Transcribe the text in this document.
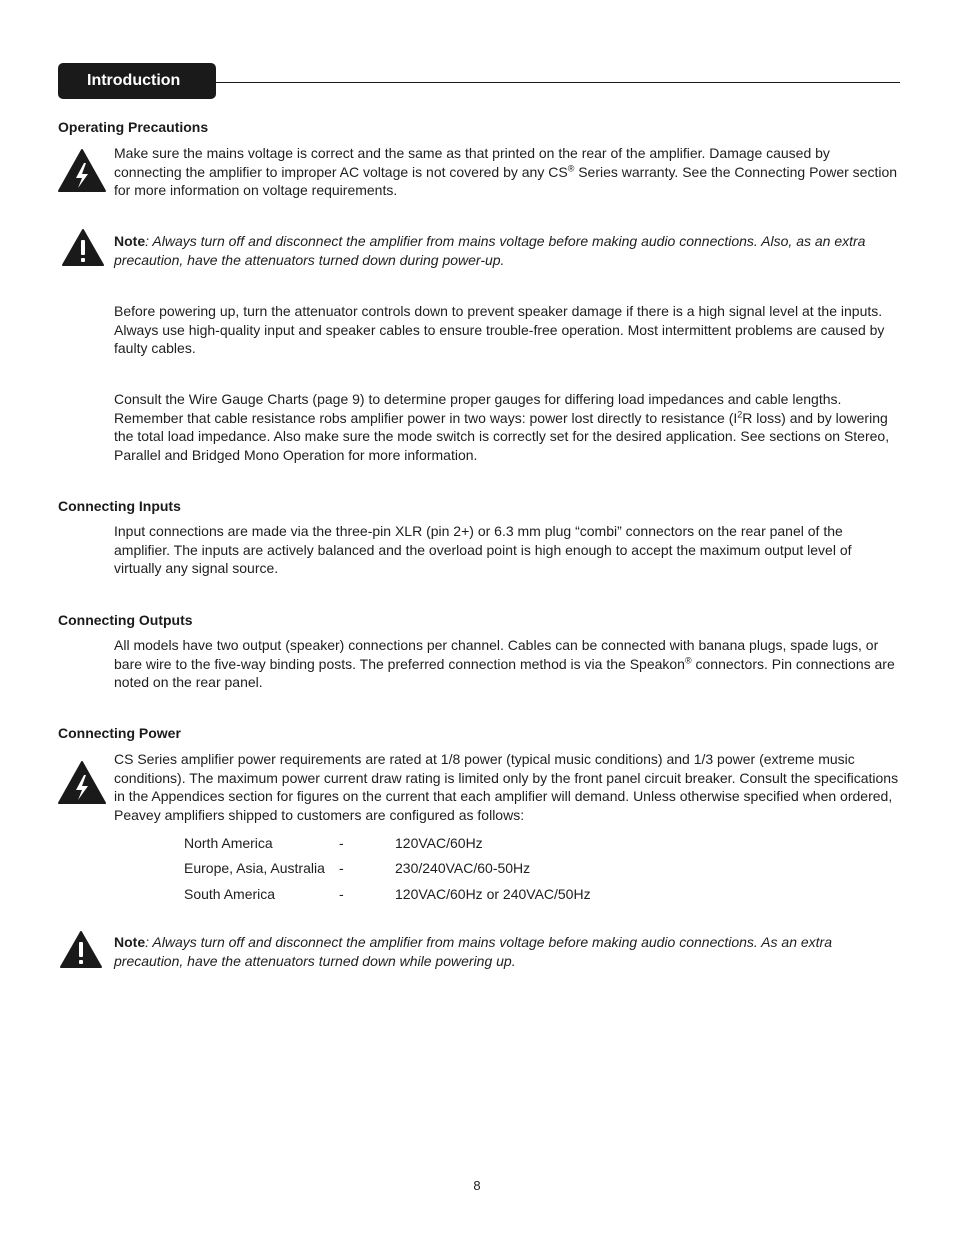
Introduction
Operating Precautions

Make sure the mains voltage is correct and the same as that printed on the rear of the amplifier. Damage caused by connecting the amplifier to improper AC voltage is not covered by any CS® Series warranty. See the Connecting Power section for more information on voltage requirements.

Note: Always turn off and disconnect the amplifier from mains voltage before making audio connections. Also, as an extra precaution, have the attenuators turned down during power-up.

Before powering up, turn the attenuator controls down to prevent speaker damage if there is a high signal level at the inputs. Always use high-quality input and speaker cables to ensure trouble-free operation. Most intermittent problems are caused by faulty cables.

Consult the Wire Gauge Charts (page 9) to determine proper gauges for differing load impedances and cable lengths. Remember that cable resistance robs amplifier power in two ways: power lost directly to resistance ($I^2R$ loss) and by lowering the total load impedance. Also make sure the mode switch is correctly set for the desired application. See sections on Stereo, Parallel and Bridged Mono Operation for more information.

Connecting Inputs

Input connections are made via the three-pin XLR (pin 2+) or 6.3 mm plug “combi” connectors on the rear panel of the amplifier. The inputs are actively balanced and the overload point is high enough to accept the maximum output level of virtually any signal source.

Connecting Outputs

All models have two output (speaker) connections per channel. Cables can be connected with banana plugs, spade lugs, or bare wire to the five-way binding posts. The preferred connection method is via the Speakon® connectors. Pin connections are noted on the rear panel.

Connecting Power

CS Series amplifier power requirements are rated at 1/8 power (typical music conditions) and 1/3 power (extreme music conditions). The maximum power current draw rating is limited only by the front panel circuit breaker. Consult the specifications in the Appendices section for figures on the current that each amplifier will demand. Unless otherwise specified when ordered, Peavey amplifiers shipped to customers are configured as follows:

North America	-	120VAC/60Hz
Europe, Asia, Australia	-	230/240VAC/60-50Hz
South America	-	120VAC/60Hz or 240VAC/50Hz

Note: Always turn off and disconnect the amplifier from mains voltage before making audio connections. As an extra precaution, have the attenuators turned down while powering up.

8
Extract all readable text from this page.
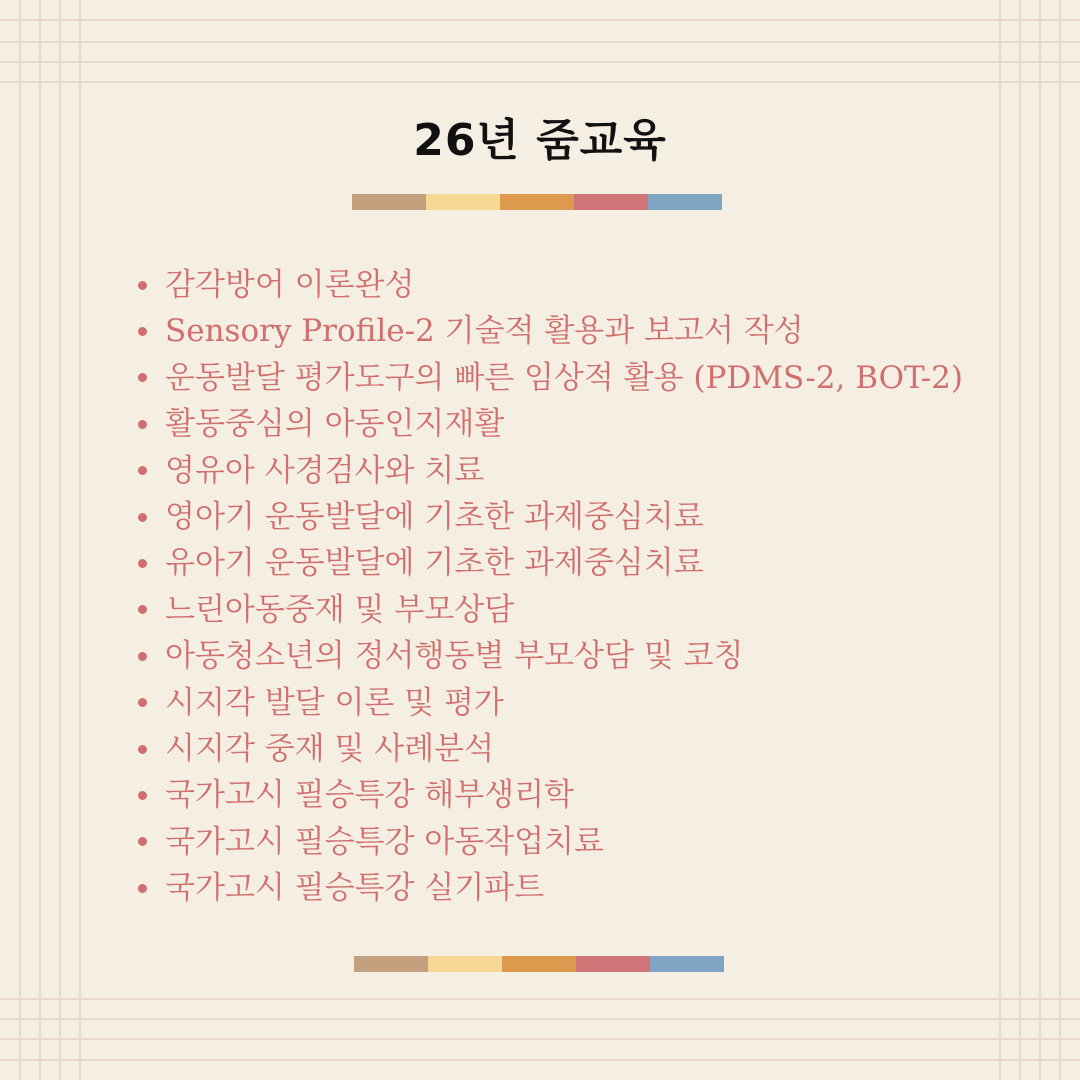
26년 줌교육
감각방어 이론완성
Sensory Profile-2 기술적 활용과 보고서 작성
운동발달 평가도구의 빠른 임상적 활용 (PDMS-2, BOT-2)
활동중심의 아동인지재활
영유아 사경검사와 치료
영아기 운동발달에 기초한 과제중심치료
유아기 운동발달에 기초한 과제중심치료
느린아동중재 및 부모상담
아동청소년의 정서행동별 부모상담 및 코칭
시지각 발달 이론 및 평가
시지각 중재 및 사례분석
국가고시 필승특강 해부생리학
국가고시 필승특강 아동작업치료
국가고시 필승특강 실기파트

▬▬▬

■ Given exercise ■
Copy out all of the data word for word. Do not carry over any picture.

■ Written solution ■
Transcribe the text in this document.
Introduction
Operating Precautions

Make sure the mains voltage is correct and the same as that printed on the rear of the amplifier. Damage caused by connecting the amplifier to improper AC voltage is not covered by any CS® Series warranty. See the Connecting Power section for more information on voltage requirements.

Note: Always turn off and disconnect the amplifier from mains voltage before making audio connections. Also, as an extra precaution, have the attenuators turned down during power-up.

Before powering up, turn the attenuator controls down to prevent speaker damage if there is a high signal level at the inputs. Always use high-quality input and speaker cables to ensure trouble-free operation. Most intermittent problems are caused by faulty cables.

Consult the Wire Gauge Charts (page 9) to determine proper gauges for differing load impedances and cable lengths. Remember that cable resistance robs amplifier power in two ways: power lost directly to resistance ($I^2R$ loss) and by lowering the total load impedance. Also make sure the mode switch is correctly set for the desired application. See sections on Stereo, Parallel and Bridged Mono Operation for more information.

Connecting Inputs

Input connections are made via the three-pin XLR (pin 2+) or 6.3 mm plug “combi” connectors on the rear panel of the amplifier. The inputs are actively balanced and the overload point is high enough to accept the maximum output level of virtually any signal source.

Connecting Outputs

All models have two output (speaker) connections per channel. Cables can be connected with banana plugs, spade lugs, or bare wire to the five-way binding posts. The preferred connection method is via the Speakon® connectors. Pin connections are noted on the rear panel.

Connecting Power

CS Series amplifier power requirements are rated at 1/8 power (typical music conditions) and 1/3 power (extreme music conditions). The maximum power current draw rating is limited only by the front panel circuit breaker. Consult the specifications in the Appendices section for figures on the current that each amplifier will demand. Unless otherwise specified when ordered, Peavey amplifiers shipped to customers are configured as follows:

North America	-	120VAC/60Hz
Europe, Asia, Australia	-	230/240VAC/60-50Hz
South America	-	120VAC/60Hz or 240VAC/50Hz

Note: Always turn off and disconnect the amplifier from mains voltage before making audio connections. As an extra precaution, have the attenuators turned down while powering up.

8
Extract all readable text from this page.
26년 줌교육
감각방어 이론완성
Sensory Profile-2 기술적 활용과 보고서 작성
운동발달 평가도구의 빠른 임상적 활용 (PDMS-2, BOT-2)
활동중심의 아동인지재활
영유아 사경검사와 치료
영아기 운동발달에 기초한 과제중심치료
유아기 운동발달에 기초한 과제중심치료
느린아동중재 및 부모상담
아동청소년의 정서행동별 부모상담 및 코칭
시지각 발달 이론 및 평가
시지각 중재 및 사례분석
국가고시 필승특강 해부생리학
국가고시 필승특강 아동작업치료
국가고시 필승특강 실기파트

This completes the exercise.